Objective ::
Return the listing below verbatim. Pictures do not belong in the copy.

--- START Excerpted data ---

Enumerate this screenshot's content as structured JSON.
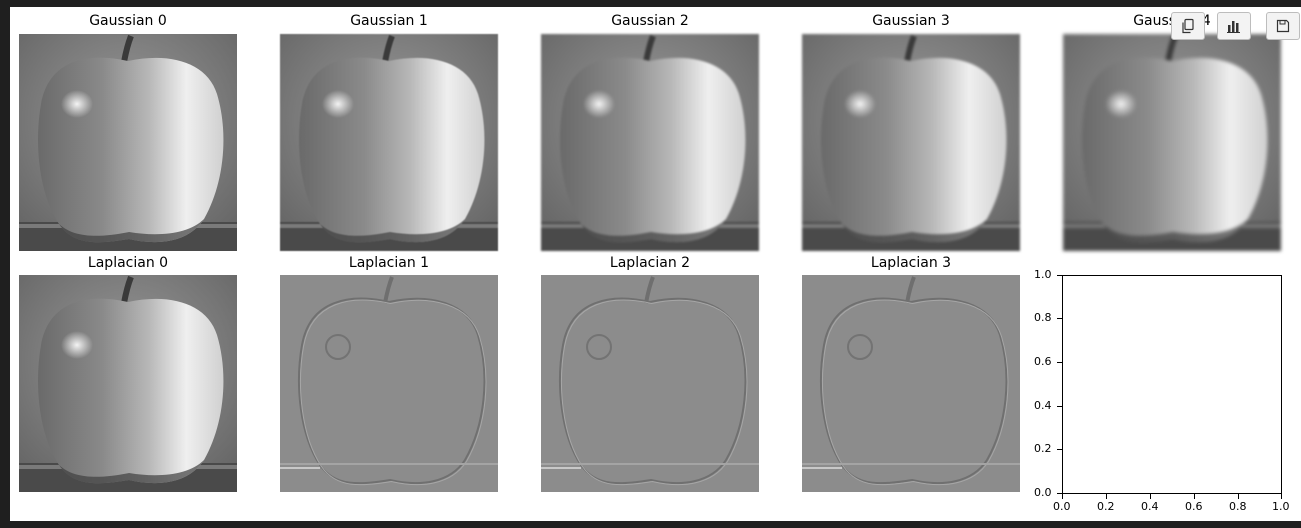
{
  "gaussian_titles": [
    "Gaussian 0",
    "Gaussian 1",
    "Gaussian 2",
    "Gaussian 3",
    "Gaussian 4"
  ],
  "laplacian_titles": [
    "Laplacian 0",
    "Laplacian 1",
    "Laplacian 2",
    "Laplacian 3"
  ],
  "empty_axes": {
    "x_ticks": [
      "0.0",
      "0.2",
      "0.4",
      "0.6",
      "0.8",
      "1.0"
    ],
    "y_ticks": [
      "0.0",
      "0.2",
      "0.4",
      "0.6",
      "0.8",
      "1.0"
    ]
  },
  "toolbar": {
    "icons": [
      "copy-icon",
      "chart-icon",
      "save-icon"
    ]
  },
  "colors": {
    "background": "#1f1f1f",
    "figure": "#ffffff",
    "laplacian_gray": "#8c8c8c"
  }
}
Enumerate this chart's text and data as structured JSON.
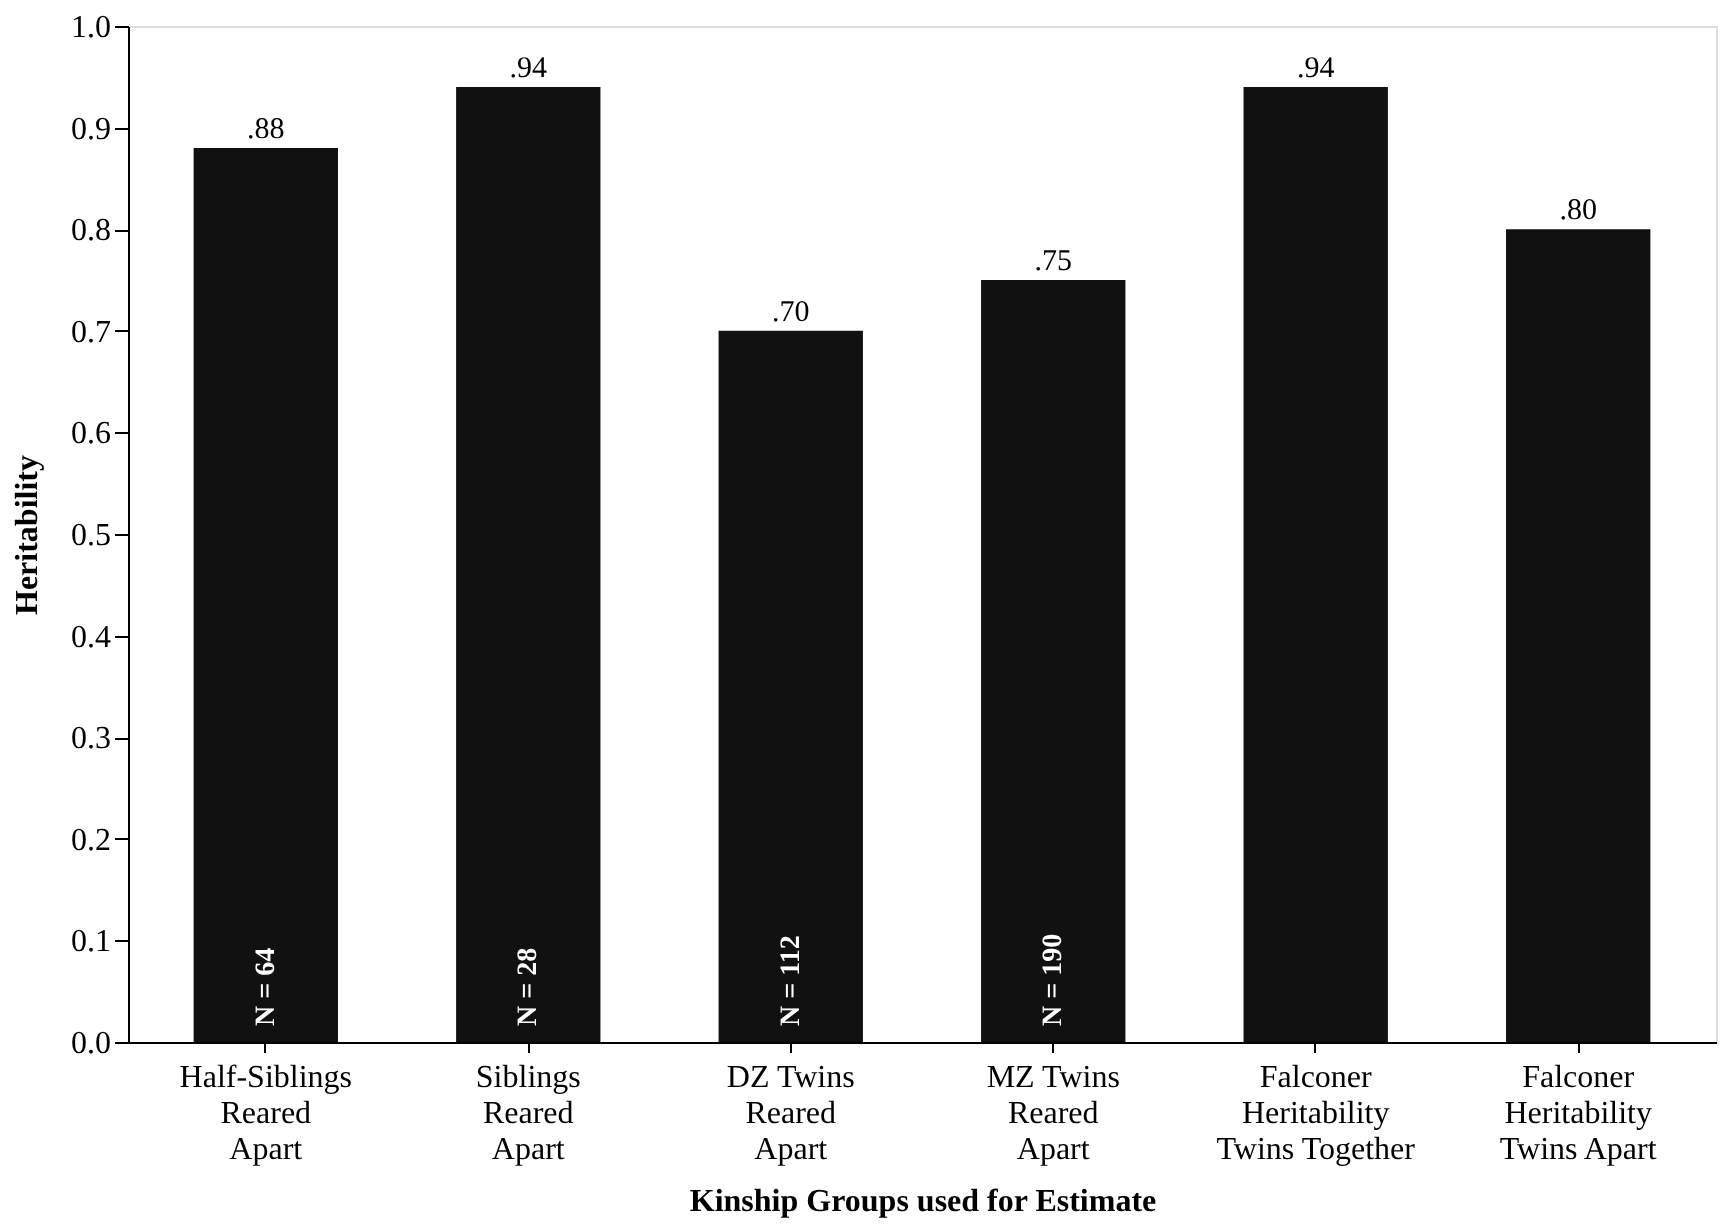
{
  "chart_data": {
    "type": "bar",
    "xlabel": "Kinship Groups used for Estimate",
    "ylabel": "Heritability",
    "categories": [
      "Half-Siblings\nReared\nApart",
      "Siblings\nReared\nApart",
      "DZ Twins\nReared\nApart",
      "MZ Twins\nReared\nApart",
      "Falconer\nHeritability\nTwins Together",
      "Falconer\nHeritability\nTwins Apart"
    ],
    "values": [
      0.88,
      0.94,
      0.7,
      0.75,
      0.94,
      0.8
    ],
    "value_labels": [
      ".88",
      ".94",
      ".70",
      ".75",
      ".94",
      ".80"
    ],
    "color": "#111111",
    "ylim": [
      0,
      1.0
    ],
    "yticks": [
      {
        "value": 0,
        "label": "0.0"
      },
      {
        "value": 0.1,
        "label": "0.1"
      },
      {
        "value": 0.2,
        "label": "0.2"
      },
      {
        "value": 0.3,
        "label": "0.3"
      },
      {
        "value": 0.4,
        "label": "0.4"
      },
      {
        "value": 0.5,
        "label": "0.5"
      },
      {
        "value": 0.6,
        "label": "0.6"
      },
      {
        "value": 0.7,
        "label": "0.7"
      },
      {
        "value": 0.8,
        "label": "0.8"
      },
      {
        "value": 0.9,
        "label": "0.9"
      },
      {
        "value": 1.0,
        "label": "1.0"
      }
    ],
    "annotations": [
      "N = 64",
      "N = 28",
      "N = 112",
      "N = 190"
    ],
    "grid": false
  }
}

--- END Excerpted data ---

Answer for the task ::
Enumerate this screenshot's content as structured JSON.
{
  "gaussian_titles": [
    "Gaussian 0",
    "Gaussian 1",
    "Gaussian 2",
    "Gaussian 3",
    "Gaussian 4"
  ],
  "laplacian_titles": [
    "Laplacian 0",
    "Laplacian 1",
    "Laplacian 2",
    "Laplacian 3"
  ],
  "empty_axes": {
    "x_ticks": [
      "0.0",
      "0.2",
      "0.4",
      "0.6",
      "0.8",
      "1.0"
    ],
    "y_ticks": [
      "0.0",
      "0.2",
      "0.4",
      "0.6",
      "0.8",
      "1.0"
    ]
  },
  "toolbar": {
    "icons": [
      "copy-icon",
      "chart-icon",
      "save-icon"
    ]
  },
  "colors": {
    "background": "#1f1f1f",
    "figure": "#ffffff",
    "laplacian_gray": "#8c8c8c"
  }
}
Enumerate this chart's text and data as structured JSON.
{
  "chart_data": {
    "type": "bar",
    "xlabel": "Kinship Groups used for Estimate",
    "ylabel": "Heritability",
    "categories": [
      "Half-Siblings\nReared\nApart",
      "Siblings\nReared\nApart",
      "DZ Twins\nReared\nApart",
      "MZ Twins\nReared\nApart",
      "Falconer\nHeritability\nTwins Together",
      "Falconer\nHeritability\nTwins Apart"
    ],
    "values": [
      0.88,
      0.94,
      0.7,
      0.75,
      0.94,
      0.8
    ],
    "value_labels": [
      ".88",
      ".94",
      ".70",
      ".75",
      ".94",
      ".80"
    ],
    "color": "#111111",
    "ylim": [
      0,
      1.0
    ],
    "yticks": [
      {
        "value": 0,
        "label": "0.0"
      },
      {
        "value": 0.1,
        "label": "0.1"
      },
      {
        "value": 0.2,
        "label": "0.2"
      },
      {
        "value": 0.3,
        "label": "0.3"
      },
      {
        "value": 0.4,
        "label": "0.4"
      },
      {
        "value": 0.5,
        "label": "0.5"
      },
      {
        "value": 0.6,
        "label": "0.6"
      },
      {
        "value": 0.7,
        "label": "0.7"
      },
      {
        "value": 0.8,
        "label": "0.8"
      },
      {
        "value": 0.9,
        "label": "0.9"
      },
      {
        "value": 1.0,
        "label": "1.0"
      }
    ],
    "annotations": [
      "N = 64",
      "N = 28",
      "N = 112",
      "N = 190"
    ],
    "grid": false
  }
}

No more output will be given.